##### Information given

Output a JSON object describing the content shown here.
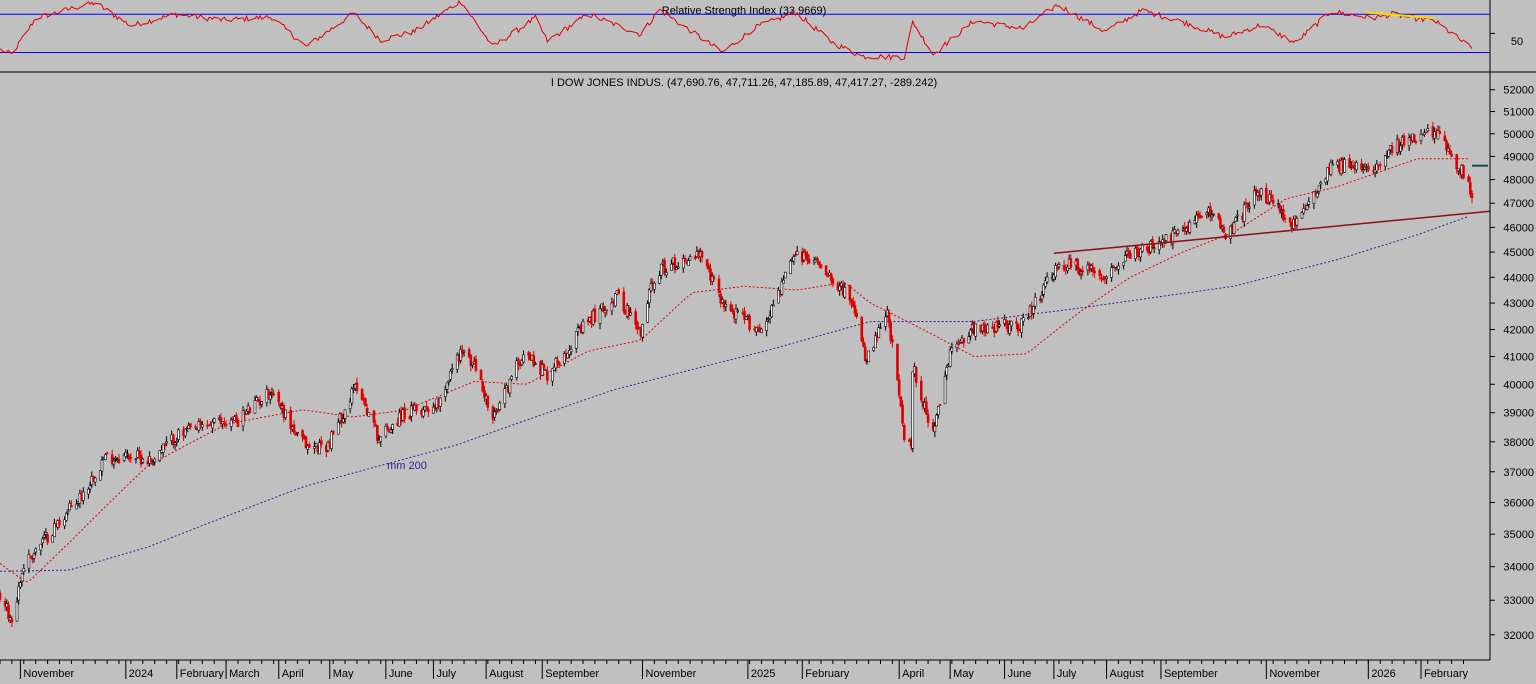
{
  "rsi_panel": {
    "title": "Relative Strength Index (33.9669)",
    "level_label": "50",
    "colors": {
      "line": "#e00000",
      "bands": "#0000ff",
      "trendline": "#f0e000"
    }
  },
  "price_panel": {
    "title": "I DOW JONES INDUS. (47,690.76, 47,711.26, 47,185.89, 47,417.27, -289.242)",
    "ma200_label": "mm 200",
    "colors": {
      "up_candle": "#000000",
      "down_candle": "#e00000",
      "ma200": "#3a1a90",
      "ma_fast": "#e00000",
      "trendline": "#8b1010",
      "marker": "#1a4a50"
    }
  },
  "chart_data": [
    {
      "type": "line",
      "title": "Relative Strength Index (33.9669)",
      "current_value": 33.9669,
      "reference_levels": [
        30,
        50,
        70
      ],
      "ylim": [
        20,
        85
      ],
      "tick_labels": [
        "50"
      ],
      "x_range": [
        "2023-10-20",
        "2026-03-04"
      ],
      "trendline": {
        "from": [
          "2025-12-31",
          72
        ],
        "to": [
          "2026-02-10",
          66
        ]
      },
      "keypoints": [
        [
          "2023-10-20",
          33
        ],
        [
          "2023-10-27",
          28
        ],
        [
          "2023-11-10",
          66
        ],
        [
          "2023-12-01",
          76
        ],
        [
          "2023-12-15",
          82
        ],
        [
          "2024-01-05",
          58
        ],
        [
          "2024-01-31",
          70
        ],
        [
          "2024-02-29",
          64
        ],
        [
          "2024-03-28",
          67
        ],
        [
          "2024-04-17",
          36
        ],
        [
          "2024-05-15",
          71
        ],
        [
          "2024-05-31",
          43
        ],
        [
          "2024-06-20",
          52
        ],
        [
          "2024-07-17",
          84
        ],
        [
          "2024-08-05",
          36
        ],
        [
          "2024-08-30",
          66
        ],
        [
          "2024-09-06",
          42
        ],
        [
          "2024-09-30",
          70
        ],
        [
          "2024-10-31",
          49
        ],
        [
          "2024-11-11",
          75
        ],
        [
          "2024-12-18",
          30
        ],
        [
          "2025-01-06",
          56
        ],
        [
          "2025-01-30",
          72
        ],
        [
          "2025-02-21",
          40
        ],
        [
          "2025-03-10",
          26
        ],
        [
          "2025-04-04",
          25
        ],
        [
          "2025-04-09",
          62
        ],
        [
          "2025-04-21",
          28
        ],
        [
          "2025-05-15",
          63
        ],
        [
          "2025-06-13",
          55
        ],
        [
          "2025-07-03",
          80
        ],
        [
          "2025-07-31",
          52
        ],
        [
          "2025-08-22",
          74
        ],
        [
          "2025-09-15",
          62
        ],
        [
          "2025-10-10",
          46
        ],
        [
          "2025-10-31",
          59
        ],
        [
          "2025-11-20",
          40
        ],
        [
          "2025-12-11",
          73
        ],
        [
          "2026-01-05",
          66
        ],
        [
          "2026-01-16",
          70
        ],
        [
          "2026-02-05",
          64
        ],
        [
          "2026-02-10",
          63
        ],
        [
          "2026-02-20",
          50
        ],
        [
          "2026-03-04",
          33.97
        ]
      ]
    },
    {
      "type": "candlestick",
      "title": "I DOW JONES INDUS. (47,690.76, 47,711.26, 47,185.89, 47,417.27, -289.242)",
      "last_bar": {
        "open": 47690.76,
        "high": 47711.26,
        "low": 47185.89,
        "close": 47417.27,
        "change": -289.242
      },
      "ylim": [
        31400,
        52500
      ],
      "y_scale": "log",
      "y_ticks": [
        32000,
        33000,
        34000,
        35000,
        36000,
        37000,
        38000,
        39000,
        40000,
        41000,
        42000,
        43000,
        44000,
        45000,
        46000,
        47000,
        48000,
        49000,
        50000,
        51000,
        52000
      ],
      "x_range": [
        "2023-10-20",
        "2026-03-04"
      ],
      "x_tick_labels": [
        [
          "2023-11-01",
          "November"
        ],
        [
          "2024-01-02",
          "2024"
        ],
        [
          "2024-02-01",
          "February"
        ],
        [
          "2024-03-01",
          "March"
        ],
        [
          "2024-04-01",
          "April"
        ],
        [
          "2024-05-01",
          "May"
        ],
        [
          "2024-06-03",
          "June"
        ],
        [
          "2024-07-01",
          "July"
        ],
        [
          "2024-08-01",
          "August"
        ],
        [
          "2024-09-03",
          "September"
        ],
        [
          "2024-11-01",
          "November"
        ],
        [
          "2025-01-02",
          "2025"
        ],
        [
          "2025-02-03",
          "February"
        ],
        [
          "2025-04-01",
          "April"
        ],
        [
          "2025-05-01",
          "May"
        ],
        [
          "2025-06-02",
          "June"
        ],
        [
          "2025-07-01",
          "July"
        ],
        [
          "2025-08-01",
          "August"
        ],
        [
          "2025-09-02",
          "September"
        ],
        [
          "2025-11-03",
          "November"
        ],
        [
          "2026-01-02",
          "2026"
        ],
        [
          "2026-02-02",
          "February"
        ]
      ],
      "close_keypoints": [
        [
          "2023-10-20",
          33150
        ],
        [
          "2023-10-27",
          32420
        ],
        [
          "2023-11-03",
          34060
        ],
        [
          "2023-11-24",
          35400
        ],
        [
          "2023-12-08",
          36300
        ],
        [
          "2023-12-20",
          37450
        ],
        [
          "2024-01-05",
          37550
        ],
        [
          "2024-01-17",
          37380
        ],
        [
          "2024-01-31",
          38160
        ],
        [
          "2024-02-20",
          38600
        ],
        [
          "2024-03-08",
          38750
        ],
        [
          "2024-03-28",
          39800
        ],
        [
          "2024-04-12",
          38150
        ],
        [
          "2024-04-19",
          37800
        ],
        [
          "2024-04-30",
          37900
        ],
        [
          "2024-05-17",
          40000
        ],
        [
          "2024-05-30",
          38120
        ],
        [
          "2024-06-12",
          38900
        ],
        [
          "2024-07-03",
          39300
        ],
        [
          "2024-07-17",
          41200
        ],
        [
          "2024-07-26",
          40600
        ],
        [
          "2024-08-05",
          38700
        ],
        [
          "2024-08-23",
          41200
        ],
        [
          "2024-09-06",
          40350
        ],
        [
          "2024-09-30",
          42300
        ],
        [
          "2024-10-18",
          43300
        ],
        [
          "2024-10-31",
          41760
        ],
        [
          "2024-11-06",
          43730
        ],
        [
          "2024-11-11",
          44300
        ],
        [
          "2024-12-04",
          44900
        ],
        [
          "2024-12-20",
          42850
        ],
        [
          "2025-01-10",
          41940
        ],
        [
          "2025-01-30",
          44900
        ],
        [
          "2025-02-14",
          44550
        ],
        [
          "2025-03-03",
          43200
        ],
        [
          "2025-03-13",
          40810
        ],
        [
          "2025-03-25",
          42600
        ],
        [
          "2025-04-04",
          38300
        ],
        [
          "2025-04-08",
          37650
        ],
        [
          "2025-04-09",
          40600
        ],
        [
          "2025-04-21",
          38200
        ],
        [
          "2025-05-02",
          41300
        ],
        [
          "2025-05-14",
          42050
        ],
        [
          "2025-06-13",
          42200
        ],
        [
          "2025-06-30",
          44100
        ],
        [
          "2025-07-08",
          44500
        ],
        [
          "2025-07-31",
          44130
        ],
        [
          "2025-08-14",
          44900
        ],
        [
          "2025-09-02",
          45300
        ],
        [
          "2025-10-03",
          46800
        ],
        [
          "2025-10-10",
          45500
        ],
        [
          "2025-10-29",
          47600
        ],
        [
          "2025-11-20",
          46000
        ],
        [
          "2025-12-11",
          48700
        ],
        [
          "2026-01-02",
          48400
        ],
        [
          "2026-01-16",
          49400
        ],
        [
          "2026-02-10",
          50100
        ],
        [
          "2026-02-17",
          49500
        ],
        [
          "2026-02-27",
          48200
        ],
        [
          "2026-03-04",
          47417.27
        ]
      ],
      "series": [
        {
          "name": "mm 200",
          "keypoints": [
            [
              "2023-10-20",
              33860
            ],
            [
              "2023-11-30",
              33900
            ],
            [
              "2024-01-15",
              34600
            ],
            [
              "2024-04-15",
              36500
            ],
            [
              "2024-07-15",
              37900
            ],
            [
              "2024-10-15",
              39800
            ],
            [
              "2025-01-15",
              41250
            ],
            [
              "2025-03-15",
              42300
            ],
            [
              "2025-05-15",
              42300
            ],
            [
              "2025-07-15",
              42800
            ],
            [
              "2025-10-15",
              43650
            ],
            [
              "2025-12-15",
              44700
            ],
            [
              "2026-01-31",
              45700
            ],
            [
              "2026-03-04",
              46500
            ]
          ]
        },
        {
          "name": "",
          "keypoints": [
            [
              "2023-10-20",
              34100
            ],
            [
              "2023-11-05",
              33500
            ],
            [
              "2023-12-01",
              34800
            ],
            [
              "2024-01-15",
              37200
            ],
            [
              "2024-03-01",
              38600
            ],
            [
              "2024-04-15",
              39100
            ],
            [
              "2024-05-15",
              38850
            ],
            [
              "2024-06-15",
              39100
            ],
            [
              "2024-07-25",
              40100
            ],
            [
              "2024-08-25",
              40000
            ],
            [
              "2024-09-30",
              41200
            ],
            [
              "2024-10-31",
              41600
            ],
            [
              "2024-11-30",
              43400
            ],
            [
              "2024-12-31",
              43650
            ],
            [
              "2025-01-31",
              43500
            ],
            [
              "2025-02-28",
              43800
            ],
            [
              "2025-03-15",
              43000
            ],
            [
              "2025-04-15",
              42000
            ],
            [
              "2025-05-15",
              41000
            ],
            [
              "2025-06-15",
              41100
            ],
            [
              "2025-07-15",
              42600
            ],
            [
              "2025-08-15",
              44000
            ],
            [
              "2025-09-15",
              45000
            ],
            [
              "2025-10-15",
              45800
            ],
            [
              "2025-11-15",
              47200
            ],
            [
              "2025-12-15",
              47700
            ],
            [
              "2026-01-31",
              48900
            ],
            [
              "2026-03-04",
              48900
            ]
          ]
        }
      ],
      "trendlines": [
        {
          "from": [
            "2025-07-01",
            44950
          ],
          "to": [
            "2026-03-04",
            46580
          ]
        }
      ],
      "markers": [
        {
          "date": "2026-03-04",
          "value": 48600
        }
      ]
    }
  ]
}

##########

Your objective
Within the listing above, find every line containing the string "Index" and return it.

Exercise answer
    "title": "Relative Strength Index (33.9669)",
      "title": "Relative Strength Index (33.9669)",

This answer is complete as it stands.